DIRECTION :: Go through the lines below and copy each one that holds the string "Houdremont".

________________________

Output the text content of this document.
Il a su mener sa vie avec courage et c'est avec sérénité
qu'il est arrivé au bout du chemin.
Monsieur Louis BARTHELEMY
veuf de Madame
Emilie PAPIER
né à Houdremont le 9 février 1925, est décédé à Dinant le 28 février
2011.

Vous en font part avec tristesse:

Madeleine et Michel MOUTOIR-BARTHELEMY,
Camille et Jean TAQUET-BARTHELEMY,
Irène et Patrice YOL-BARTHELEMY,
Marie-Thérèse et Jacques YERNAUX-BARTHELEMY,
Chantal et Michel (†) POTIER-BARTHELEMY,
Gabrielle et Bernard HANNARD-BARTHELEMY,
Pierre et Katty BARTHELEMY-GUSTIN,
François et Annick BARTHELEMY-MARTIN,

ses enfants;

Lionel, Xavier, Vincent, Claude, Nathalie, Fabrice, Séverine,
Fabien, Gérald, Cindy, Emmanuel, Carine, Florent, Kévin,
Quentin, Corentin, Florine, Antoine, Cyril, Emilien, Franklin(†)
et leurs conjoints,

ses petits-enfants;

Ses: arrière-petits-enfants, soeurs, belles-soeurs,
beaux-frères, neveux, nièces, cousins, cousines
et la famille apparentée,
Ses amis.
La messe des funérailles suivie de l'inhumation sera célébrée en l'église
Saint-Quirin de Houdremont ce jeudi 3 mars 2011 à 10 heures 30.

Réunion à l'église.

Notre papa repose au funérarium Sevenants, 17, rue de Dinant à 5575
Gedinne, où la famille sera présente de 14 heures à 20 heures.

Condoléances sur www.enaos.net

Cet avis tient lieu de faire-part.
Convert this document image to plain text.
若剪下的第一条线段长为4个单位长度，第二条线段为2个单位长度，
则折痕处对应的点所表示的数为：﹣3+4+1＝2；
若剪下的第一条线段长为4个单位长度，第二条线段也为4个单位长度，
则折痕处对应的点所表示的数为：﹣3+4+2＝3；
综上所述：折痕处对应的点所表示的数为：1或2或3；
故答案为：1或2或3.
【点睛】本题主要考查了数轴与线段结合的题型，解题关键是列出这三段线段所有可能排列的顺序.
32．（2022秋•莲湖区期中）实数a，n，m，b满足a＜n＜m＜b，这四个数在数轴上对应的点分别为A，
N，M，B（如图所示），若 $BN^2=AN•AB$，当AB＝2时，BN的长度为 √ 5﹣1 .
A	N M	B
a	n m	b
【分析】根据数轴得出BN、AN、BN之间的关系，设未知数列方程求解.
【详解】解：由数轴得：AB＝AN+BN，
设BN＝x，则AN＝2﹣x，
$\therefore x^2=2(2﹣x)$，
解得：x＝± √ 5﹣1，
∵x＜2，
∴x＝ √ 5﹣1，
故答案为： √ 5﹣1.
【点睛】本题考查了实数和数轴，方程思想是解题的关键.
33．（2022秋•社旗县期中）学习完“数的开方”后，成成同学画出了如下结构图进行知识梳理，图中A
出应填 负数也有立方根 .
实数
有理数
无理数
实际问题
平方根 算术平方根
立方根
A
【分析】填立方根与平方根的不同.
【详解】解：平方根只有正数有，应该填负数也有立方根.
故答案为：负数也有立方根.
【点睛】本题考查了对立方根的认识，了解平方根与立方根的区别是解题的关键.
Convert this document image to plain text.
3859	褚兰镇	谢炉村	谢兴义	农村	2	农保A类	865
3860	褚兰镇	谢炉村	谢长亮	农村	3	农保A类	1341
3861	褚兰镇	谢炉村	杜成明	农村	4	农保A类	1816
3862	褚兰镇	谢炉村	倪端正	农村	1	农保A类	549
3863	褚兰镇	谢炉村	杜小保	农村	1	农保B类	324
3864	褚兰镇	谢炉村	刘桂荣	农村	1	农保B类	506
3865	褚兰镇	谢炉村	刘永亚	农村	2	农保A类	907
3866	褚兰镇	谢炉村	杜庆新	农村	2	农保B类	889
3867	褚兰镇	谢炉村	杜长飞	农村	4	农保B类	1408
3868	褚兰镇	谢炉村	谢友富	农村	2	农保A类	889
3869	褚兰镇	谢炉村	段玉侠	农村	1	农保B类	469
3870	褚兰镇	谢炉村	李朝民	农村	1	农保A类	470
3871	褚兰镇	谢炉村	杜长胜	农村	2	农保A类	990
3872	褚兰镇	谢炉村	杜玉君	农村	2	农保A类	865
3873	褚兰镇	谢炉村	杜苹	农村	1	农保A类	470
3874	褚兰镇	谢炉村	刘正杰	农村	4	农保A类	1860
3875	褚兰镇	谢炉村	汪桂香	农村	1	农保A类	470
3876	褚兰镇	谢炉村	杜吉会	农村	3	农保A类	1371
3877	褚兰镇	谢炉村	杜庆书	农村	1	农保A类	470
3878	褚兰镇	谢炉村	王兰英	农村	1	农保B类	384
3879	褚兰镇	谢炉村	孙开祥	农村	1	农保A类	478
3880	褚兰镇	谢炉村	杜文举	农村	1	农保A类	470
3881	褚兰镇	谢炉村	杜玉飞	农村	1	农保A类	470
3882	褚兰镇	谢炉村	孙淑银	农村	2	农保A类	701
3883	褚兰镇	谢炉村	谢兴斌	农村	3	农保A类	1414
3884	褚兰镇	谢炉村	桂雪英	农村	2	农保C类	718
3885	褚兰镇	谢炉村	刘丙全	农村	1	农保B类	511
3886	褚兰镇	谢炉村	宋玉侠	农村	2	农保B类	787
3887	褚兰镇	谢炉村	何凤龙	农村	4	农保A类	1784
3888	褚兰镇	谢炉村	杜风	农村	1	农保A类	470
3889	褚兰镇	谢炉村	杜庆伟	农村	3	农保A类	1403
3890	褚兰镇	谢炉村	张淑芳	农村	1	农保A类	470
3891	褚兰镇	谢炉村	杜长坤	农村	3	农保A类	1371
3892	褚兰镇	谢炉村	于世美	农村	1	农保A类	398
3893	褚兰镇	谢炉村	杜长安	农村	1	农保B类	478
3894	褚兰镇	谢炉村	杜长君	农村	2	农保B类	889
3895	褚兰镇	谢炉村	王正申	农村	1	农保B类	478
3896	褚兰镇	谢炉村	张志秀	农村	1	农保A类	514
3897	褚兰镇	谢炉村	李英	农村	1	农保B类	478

________________________

FULL ANSWER ::
né à Houdremont le 9 février 1925, est décédé à Dinant le 28 février
Saint-Quirin de Houdremont ce jeudi 3 mars 2011 à 10 heures 30.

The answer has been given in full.